> GIVEN PASSAGE

In the movie, the young lovers Jack (Leonardo DiCaprio) and Rose (Kate Winslet) are stranded on a floating door after the sinking of the eponymous ocean liner. Rose climbs atop the piece of flotsam, but it begins to capsize when Jack tries to get on. Jack, being madly in love with Rose, allows her to remain on the door and drowns in the freezing Atlantic. Since the film’s release, fans and critics alike have complained that Jack’s death was unnecessary.

Mythbusters” hosts Jamie Hyneman and Adam Savage previously tested the Titanic scene in 2013 and ultimately found that Jack could have survived if they had put Rose’s life vest under the door to help keep it afloat.

Cameron disputed these claims in a recent interview with The Toronto Sun, in which he promoted his upcoming film “Avatar: The Way of Water.” Cameron told the Sun that there was no way Jack would have realistically survived the event. “We have done a scientific study to put this whole thing to rest and drive a stake through its heart once and for all,” Cameron said.

The award-winning director described this study as a “thorough forensic analysis with a hypothermia expert” that recreated the scene from the movie. “We took two stunt people who were the same body mass of Kate and Leo and we put sensors all over them and inside them and we put them in ice water and we tested to see whether they could have survived through a variety of methods and the answer was, there was no way they both could have survived. Only one could survive,” Cameron said, adding that Jack also “needed to die” for plot-related reasons.

“It’s like Romeo and Juliet. It’s a movie about love and sacrifice and mortality. The love is measured by the sacrifice,” Cameron said. “Maybe I didn’t do it in a way that everyone agrees with, but Jack had to die. It’s that simple. If I had to make the raft smaller, it would have been smaller.”

National Geographic will air Cameron’s study on Valentine’s Day as “Titanic” makes a return to theaters.

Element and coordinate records
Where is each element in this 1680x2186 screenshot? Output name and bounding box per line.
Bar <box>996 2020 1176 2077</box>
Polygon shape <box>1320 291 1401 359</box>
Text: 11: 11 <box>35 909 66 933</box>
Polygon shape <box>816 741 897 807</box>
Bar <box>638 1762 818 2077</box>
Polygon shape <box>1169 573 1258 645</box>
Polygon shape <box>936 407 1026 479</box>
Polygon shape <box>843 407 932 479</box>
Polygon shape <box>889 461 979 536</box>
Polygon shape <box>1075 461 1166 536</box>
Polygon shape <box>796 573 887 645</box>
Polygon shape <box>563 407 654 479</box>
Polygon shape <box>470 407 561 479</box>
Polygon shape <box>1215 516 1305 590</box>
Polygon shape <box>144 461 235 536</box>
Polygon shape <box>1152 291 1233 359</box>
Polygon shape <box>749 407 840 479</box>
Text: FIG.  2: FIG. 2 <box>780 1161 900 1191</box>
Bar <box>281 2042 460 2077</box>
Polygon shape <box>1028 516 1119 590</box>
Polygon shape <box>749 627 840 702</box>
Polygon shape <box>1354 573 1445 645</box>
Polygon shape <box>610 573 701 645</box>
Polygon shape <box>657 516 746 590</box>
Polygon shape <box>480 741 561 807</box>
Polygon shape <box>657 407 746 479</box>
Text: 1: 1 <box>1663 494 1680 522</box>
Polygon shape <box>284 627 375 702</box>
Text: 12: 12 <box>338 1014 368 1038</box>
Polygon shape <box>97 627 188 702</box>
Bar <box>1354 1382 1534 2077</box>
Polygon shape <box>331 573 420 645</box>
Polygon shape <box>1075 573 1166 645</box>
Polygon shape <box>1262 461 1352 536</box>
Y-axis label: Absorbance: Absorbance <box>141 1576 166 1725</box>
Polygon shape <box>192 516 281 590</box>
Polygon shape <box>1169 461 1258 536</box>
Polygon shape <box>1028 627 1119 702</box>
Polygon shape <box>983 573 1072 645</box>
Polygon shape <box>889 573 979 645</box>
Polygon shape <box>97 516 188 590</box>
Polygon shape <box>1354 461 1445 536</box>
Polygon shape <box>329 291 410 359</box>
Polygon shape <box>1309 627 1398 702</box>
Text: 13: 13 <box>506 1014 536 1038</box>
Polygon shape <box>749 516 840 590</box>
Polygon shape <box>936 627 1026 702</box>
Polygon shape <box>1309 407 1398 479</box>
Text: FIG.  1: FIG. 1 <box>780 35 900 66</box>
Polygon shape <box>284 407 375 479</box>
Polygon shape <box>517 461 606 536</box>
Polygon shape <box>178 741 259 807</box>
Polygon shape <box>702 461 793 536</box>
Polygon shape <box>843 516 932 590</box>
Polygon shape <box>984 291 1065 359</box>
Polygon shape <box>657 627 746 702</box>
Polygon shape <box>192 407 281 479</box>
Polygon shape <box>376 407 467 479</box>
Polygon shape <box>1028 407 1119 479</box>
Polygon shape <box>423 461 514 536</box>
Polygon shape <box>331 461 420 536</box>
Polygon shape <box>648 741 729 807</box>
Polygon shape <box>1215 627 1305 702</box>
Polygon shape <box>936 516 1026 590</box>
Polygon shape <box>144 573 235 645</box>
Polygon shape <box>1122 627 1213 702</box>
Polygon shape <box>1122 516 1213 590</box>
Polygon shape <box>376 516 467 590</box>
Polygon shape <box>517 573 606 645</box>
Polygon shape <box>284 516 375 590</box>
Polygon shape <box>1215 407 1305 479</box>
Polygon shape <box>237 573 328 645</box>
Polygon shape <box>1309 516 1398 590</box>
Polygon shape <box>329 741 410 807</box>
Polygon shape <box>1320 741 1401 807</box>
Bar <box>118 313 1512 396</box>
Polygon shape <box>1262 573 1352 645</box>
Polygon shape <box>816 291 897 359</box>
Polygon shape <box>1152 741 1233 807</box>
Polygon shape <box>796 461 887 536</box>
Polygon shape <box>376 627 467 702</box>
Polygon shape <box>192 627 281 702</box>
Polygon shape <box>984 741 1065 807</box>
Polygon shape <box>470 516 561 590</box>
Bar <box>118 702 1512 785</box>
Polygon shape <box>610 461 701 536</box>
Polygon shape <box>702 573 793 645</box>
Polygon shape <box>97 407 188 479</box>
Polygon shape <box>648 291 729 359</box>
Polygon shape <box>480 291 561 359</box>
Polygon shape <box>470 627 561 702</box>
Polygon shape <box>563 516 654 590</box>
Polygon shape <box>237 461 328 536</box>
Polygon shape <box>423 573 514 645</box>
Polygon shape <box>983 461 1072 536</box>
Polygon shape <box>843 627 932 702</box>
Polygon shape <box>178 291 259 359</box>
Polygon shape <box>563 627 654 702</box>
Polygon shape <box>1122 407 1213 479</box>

> SHORT EXERCISE A
Reproduce the passage on the Titanic door scene word for word, beginning at the words "In the movie, the" and stopping after "keep it afloat.".
> SHORT EXERCISE B
In the passage on the Titanic door scene, what did the "Mythbusters" hosts conclude in 2013?
These records were drawn from a separate source.

> FINAL RESULT A
In the movie, the young lovers Jack (Leonardo DiCaprio) and Rose (Kate Winslet) are stranded on a floating door after the sinking of the eponymous ocean liner. Rose climbs atop the piece of flotsam, but it begins to capsize when Jack tries to get on. Jack, being madly in love with Rose, allows her to remain on the door and drowns in the freezing Atlantic. Since the film’s release, fans and critics alike have complained that Jack’s death was unnecessary.

Mythbusters” hosts Jamie Hyneman and Adam Savage previously tested the Titanic scene in 2013 and ultimately found that Jack could have survived if they had put Rose’s life vest under the door to help keep it afloat.

> FINAL RESULT B
They found that Jack could have survived if Rose's life vest had been put under the door to help keep it afloat.